[Items from a figure collection]

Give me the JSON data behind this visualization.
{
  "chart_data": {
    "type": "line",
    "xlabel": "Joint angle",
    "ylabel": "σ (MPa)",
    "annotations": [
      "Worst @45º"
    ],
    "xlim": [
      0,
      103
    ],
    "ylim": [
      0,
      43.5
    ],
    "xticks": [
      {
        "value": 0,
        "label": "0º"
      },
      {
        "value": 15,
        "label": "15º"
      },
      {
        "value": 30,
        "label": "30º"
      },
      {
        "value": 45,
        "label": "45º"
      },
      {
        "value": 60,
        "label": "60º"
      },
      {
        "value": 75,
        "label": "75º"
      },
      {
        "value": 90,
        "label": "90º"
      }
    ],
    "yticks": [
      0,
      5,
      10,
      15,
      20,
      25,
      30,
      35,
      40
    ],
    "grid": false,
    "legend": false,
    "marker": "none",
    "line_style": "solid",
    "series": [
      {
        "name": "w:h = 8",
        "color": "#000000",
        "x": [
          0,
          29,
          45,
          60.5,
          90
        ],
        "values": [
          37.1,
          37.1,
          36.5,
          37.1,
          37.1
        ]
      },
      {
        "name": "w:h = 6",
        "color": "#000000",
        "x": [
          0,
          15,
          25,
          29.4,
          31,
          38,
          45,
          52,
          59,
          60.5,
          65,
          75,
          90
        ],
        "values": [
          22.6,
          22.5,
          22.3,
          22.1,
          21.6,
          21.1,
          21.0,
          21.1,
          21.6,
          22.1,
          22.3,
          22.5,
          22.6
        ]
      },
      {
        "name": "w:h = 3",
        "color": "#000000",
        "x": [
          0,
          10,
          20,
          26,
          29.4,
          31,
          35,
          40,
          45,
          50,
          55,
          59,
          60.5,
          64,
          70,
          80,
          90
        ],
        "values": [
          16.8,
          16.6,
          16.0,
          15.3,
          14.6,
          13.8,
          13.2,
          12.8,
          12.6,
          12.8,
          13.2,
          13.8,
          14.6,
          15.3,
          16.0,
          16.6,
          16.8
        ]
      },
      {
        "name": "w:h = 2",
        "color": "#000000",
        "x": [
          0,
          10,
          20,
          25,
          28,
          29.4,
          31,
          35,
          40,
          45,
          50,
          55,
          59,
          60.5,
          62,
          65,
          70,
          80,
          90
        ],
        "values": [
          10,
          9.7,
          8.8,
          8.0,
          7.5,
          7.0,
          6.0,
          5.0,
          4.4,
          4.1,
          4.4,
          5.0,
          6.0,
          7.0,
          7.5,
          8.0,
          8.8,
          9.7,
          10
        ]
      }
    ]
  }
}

▶ GIVEN REQUEST
Transcribe every entry word for word.

▶ FINISHED ANSWER
Give me the JSON data behind this visualization.
{
  "chart_data": {
    "type": "line",
    "xlabel": "Joint angle",
    "ylabel": "σ (MPa)",
    "annotations": [
      "Worst @45º"
    ],
    "xlim": [
      0,
      103
    ],
    "ylim": [
      0,
      43.5
    ],
    "xticks": [
      {
        "value": 0,
        "label": "0º"
      },
      {
        "value": 15,
        "label": "15º"
      },
      {
        "value": 30,
        "label": "30º"
      },
      {
        "value": 45,
        "label": "45º"
      },
      {
        "value": 60,
        "label": "60º"
      },
      {
        "value": 75,
        "label": "75º"
      },
      {
        "value": 90,
        "label": "90º"
      }
    ],
    "yticks": [
      0,
      5,
      10,
      15,
      20,
      25,
      30,
      35,
      40
    ],
    "grid": false,
    "legend": false,
    "marker": "none",
    "line_style": "solid",
    "series": [
      {
        "name": "w:h = 8",
        "color": "#000000",
        "x": [
          0,
          29,
          45,
          60.5,
          90
        ],
        "values": [
          37.1,
          37.1,
          36.5,
          37.1,
          37.1
        ]
      },
      {
        "name": "w:h = 6",
        "color": "#000000",
        "x": [
          0,
          15,
          25,
          29.4,
          31,
          38,
          45,
          52,
          59,
          60.5,
          65,
          75,
          90
        ],
        "values": [
          22.6,
          22.5,
          22.3,
          22.1,
          21.6,
          21.1,
          21.0,
          21.1,
          21.6,
          22.1,
          22.3,
          22.5,
          22.6
        ]
      },
      {
        "name": "w:h = 3",
        "color": "#000000",
        "x": [
          0,
          10,
          20,
          26,
          29.4,
          31,
          35,
          40,
          45,
          50,
          55,
          59,
          60.5,
          64,
          70,
          80,
          90
        ],
        "values": [
          16.8,
          16.6,
          16.0,
          15.3,
          14.6,
          13.8,
          13.2,
          12.8,
          12.6,
          12.8,
          13.2,
          13.8,
          14.6,
          15.3,
          16.0,
          16.6,
          16.8
        ]
      },
      {
        "name": "w:h = 2",
        "color": "#000000",
        "x": [
          0,
          10,
          20,
          25,
          28,
          29.4,
          31,
          35,
          40,
          45,
          50,
          55,
          59,
          60.5,
          62,
          65,
          70,
          80,
          90
        ],
        "values": [
          10,
          9.7,
          8.8,
          8.0,
          7.5,
          7.0,
          6.0,
          5.0,
          4.4,
          4.1,
          4.4,
          5.0,
          6.0,
          7.0,
          7.5,
          8.0,
          8.8,
          9.7,
          10
        ]
      }
    ]
  }
}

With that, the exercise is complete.